[Texto selecionado]:
★ ★ ★

A Defensoria Pública do Rio de Janeiro solicitou ao Supremo Tribunal Federal (STF) autorização para realizar laudos paralelos às perícias oficiais dos corpos das mais de 120 vítimas fatais da Operação Contenção, ocorrida na última terça-feira. O pedido foi encaminhado ao ministro Alexandre de Moraes, relator temporário do processo conhecido como ADPF das Favelas, ação que já estabeleceu medidas para reduzir a letalidade policial no estado.
A Defensoria argumenta que, durante a operação, houve falta de ambulâncias e fechamento de postos de saúde, evidenciando um “privilégio à letalidade”. A instituição questiona as declarações do governador do Rio de Janeiro, que classificou a operação como um sucesso, considerando que as únicas vítimas fatais foram os policiais. Para a Defensoria, tais declarações causam estranheza diante do acórdão do STF, que estabeleceu como meta a reocupação territorial sem um modus operandi letal.
A Defensoria sustenta que o escopo da operação não era a reocupação territorial, mas sim o cumprimento de mandados. No entanto, a instituição alega que a letalidade foi priorizada, contrariando o dever de redução significativa imposto pelo STF.
A Defensoria Pública da União (DPU) também solicitou autorização para acompanhar a perícia dos corpos.
Diante da ausência de um relator definitivo para o caso, após a aposentadoria do ex-ministro Luís Roberto Barroso, Alexandre de Moraes foi designado para tomar decisões urgentes relacionadas ao processo.
Anteriormente, o ministro Moraes determinou que o governador do Rio de Janeiro preste esclarecimentos sobre a Operação Contenção.

★ ★ ★

[O que se pede]: Transcreva do texto sobre o pedido da Defensoria ao STF o trecho que começa em "A Defensoria argumenta" e segue até "imposto pelo STF.".

[Dados para análise]:

★ ★ ★

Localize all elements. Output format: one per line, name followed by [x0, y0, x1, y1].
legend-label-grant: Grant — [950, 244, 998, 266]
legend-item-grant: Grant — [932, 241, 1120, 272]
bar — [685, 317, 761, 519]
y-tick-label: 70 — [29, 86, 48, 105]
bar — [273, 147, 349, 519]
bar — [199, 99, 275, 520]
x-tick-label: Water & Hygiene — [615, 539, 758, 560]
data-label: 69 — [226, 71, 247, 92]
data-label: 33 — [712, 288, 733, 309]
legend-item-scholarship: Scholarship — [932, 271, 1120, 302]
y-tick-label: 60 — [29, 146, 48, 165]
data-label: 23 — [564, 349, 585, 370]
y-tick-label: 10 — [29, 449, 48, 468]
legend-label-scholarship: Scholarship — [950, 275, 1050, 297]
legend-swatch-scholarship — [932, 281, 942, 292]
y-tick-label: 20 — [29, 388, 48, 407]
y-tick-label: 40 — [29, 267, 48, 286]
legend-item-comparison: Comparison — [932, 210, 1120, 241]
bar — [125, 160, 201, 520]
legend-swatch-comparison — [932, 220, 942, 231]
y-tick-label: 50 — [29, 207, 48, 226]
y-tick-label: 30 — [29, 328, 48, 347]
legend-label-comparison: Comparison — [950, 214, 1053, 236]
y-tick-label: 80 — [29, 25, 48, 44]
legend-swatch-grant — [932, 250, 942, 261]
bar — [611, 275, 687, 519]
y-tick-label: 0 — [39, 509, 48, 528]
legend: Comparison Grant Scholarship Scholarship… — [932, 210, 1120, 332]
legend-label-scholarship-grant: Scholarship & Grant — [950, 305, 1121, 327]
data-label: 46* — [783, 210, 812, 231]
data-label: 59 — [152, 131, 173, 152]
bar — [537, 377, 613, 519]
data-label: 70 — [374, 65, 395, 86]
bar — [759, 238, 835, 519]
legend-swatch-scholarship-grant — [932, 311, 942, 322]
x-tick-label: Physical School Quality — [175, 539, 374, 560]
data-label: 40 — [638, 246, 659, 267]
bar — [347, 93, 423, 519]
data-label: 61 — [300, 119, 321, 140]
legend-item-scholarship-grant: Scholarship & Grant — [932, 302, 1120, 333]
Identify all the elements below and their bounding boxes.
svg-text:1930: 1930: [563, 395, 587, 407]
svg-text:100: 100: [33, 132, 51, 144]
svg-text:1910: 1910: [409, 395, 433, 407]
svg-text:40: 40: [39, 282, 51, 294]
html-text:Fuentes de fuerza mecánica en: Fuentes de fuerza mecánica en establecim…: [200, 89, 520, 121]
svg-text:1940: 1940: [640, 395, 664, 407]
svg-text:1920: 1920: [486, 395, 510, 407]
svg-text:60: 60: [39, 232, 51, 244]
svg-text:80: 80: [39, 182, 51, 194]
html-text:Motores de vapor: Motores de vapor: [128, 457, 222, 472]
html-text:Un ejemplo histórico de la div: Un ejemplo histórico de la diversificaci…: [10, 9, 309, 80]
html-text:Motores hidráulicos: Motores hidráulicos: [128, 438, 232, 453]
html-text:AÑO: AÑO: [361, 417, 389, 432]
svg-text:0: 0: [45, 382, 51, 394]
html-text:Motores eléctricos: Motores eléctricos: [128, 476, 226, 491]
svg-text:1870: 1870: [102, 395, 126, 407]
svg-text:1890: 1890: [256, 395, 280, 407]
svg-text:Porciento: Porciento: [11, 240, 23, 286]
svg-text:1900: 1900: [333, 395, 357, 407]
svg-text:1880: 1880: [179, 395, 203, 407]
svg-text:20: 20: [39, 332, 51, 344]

★ ★ ★

[Resposta do exercício]:
A Defensoria argumenta que, durante a operação, houve falta de ambulâncias e fechamento de postos de saúde, evidenciando um “privilégio à letalidade”. A instituição questiona as declarações do governador do Rio de Janeiro, que classificou a operação como um sucesso, considerando que as únicas vítimas fatais foram os policiais. Para a Defensoria, tais declarações causam estranheza diante do acórdão do STF, que estabeleceu como meta a reocupação territorial sem um modus operandi letal.
A Defensoria sustenta que o escopo da operação não era a reocupação territorial, mas sim o cumprimento de mandados. No entanto, a instituição alega que a letalidade foi priorizada, contrariando o dever de redução significativa imposto pelo STF.